Work instruction: From the entries that follow, gather each line holding the word "countries".

== == ==

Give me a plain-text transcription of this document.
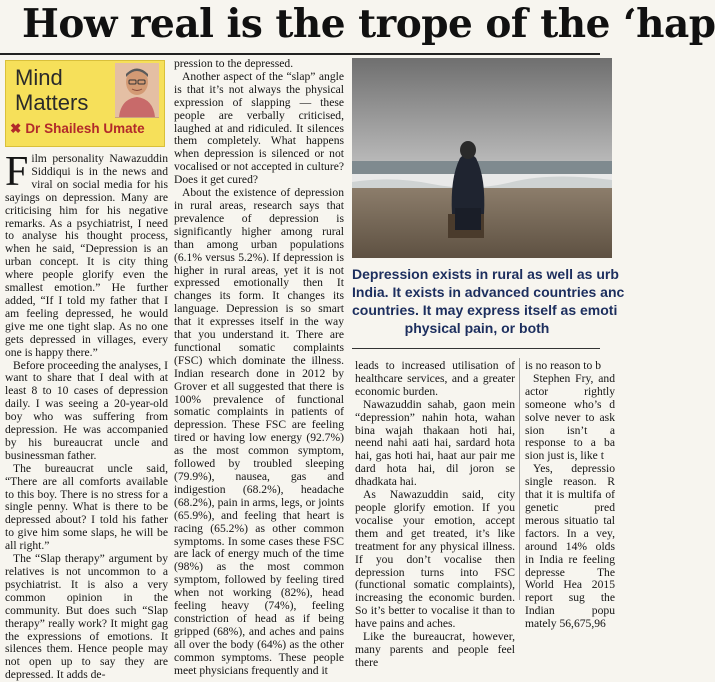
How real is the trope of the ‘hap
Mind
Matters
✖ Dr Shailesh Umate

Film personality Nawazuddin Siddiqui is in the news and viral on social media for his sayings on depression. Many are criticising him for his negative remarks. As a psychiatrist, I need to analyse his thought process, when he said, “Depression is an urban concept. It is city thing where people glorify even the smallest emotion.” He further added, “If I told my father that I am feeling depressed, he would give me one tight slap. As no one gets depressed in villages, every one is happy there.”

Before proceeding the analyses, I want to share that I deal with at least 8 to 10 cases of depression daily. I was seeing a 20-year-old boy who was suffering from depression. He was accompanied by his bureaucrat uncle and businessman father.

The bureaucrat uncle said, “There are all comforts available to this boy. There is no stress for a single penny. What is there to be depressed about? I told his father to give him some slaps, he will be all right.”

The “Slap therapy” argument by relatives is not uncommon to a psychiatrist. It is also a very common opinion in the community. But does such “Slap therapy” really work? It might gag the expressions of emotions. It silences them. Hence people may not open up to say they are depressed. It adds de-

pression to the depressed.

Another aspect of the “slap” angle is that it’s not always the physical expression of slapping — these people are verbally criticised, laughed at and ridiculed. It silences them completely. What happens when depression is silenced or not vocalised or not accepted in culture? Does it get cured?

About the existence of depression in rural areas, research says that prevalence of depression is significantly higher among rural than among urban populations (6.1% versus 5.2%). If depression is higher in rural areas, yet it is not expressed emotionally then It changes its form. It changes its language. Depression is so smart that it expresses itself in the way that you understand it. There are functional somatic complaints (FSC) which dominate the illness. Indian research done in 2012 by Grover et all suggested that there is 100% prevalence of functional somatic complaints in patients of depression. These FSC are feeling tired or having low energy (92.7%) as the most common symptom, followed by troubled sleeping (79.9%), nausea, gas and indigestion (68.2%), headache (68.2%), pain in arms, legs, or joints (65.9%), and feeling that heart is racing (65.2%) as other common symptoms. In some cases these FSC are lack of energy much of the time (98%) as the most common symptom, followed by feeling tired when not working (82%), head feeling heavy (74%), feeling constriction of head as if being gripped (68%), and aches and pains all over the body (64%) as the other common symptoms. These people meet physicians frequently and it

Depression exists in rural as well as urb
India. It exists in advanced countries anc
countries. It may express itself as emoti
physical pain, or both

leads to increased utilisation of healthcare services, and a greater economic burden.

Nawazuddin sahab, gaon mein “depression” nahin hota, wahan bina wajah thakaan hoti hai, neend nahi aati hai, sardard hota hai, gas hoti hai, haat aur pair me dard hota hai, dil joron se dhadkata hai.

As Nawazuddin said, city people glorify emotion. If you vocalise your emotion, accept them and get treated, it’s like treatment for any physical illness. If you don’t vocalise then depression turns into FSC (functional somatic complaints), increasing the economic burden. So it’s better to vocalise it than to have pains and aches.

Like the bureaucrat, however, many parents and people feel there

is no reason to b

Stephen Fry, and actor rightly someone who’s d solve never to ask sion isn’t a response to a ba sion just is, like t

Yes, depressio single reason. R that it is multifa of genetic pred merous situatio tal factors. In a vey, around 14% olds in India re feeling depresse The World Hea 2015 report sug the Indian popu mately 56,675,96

== == ==

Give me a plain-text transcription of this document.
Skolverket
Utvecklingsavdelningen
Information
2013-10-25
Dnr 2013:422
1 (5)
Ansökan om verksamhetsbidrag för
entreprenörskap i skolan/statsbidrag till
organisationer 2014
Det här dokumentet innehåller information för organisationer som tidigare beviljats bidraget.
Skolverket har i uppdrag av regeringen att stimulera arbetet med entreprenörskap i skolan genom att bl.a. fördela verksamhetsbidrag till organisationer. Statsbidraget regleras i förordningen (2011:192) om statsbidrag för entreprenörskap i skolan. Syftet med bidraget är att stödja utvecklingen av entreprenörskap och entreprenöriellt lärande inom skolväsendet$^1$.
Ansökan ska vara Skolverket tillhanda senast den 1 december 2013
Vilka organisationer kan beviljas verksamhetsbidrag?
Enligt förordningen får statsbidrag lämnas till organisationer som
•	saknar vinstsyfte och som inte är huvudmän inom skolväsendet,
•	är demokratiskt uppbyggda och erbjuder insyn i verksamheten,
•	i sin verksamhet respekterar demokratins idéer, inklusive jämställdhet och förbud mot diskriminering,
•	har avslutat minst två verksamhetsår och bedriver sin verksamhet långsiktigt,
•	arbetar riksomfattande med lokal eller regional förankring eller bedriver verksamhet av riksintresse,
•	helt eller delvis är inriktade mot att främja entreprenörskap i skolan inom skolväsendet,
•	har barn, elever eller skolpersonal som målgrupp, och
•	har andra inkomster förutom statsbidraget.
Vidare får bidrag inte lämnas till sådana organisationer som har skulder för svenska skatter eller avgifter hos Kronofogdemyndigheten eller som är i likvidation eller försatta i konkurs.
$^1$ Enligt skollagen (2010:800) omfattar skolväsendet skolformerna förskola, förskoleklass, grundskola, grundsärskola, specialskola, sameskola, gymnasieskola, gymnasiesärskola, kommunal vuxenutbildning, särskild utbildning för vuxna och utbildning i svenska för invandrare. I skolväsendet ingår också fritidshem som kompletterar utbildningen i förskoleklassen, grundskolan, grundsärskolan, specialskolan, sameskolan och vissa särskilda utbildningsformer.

== == ==

Exercise result:
India. It exists in advanced countries anc
countries. It may express itself as emoti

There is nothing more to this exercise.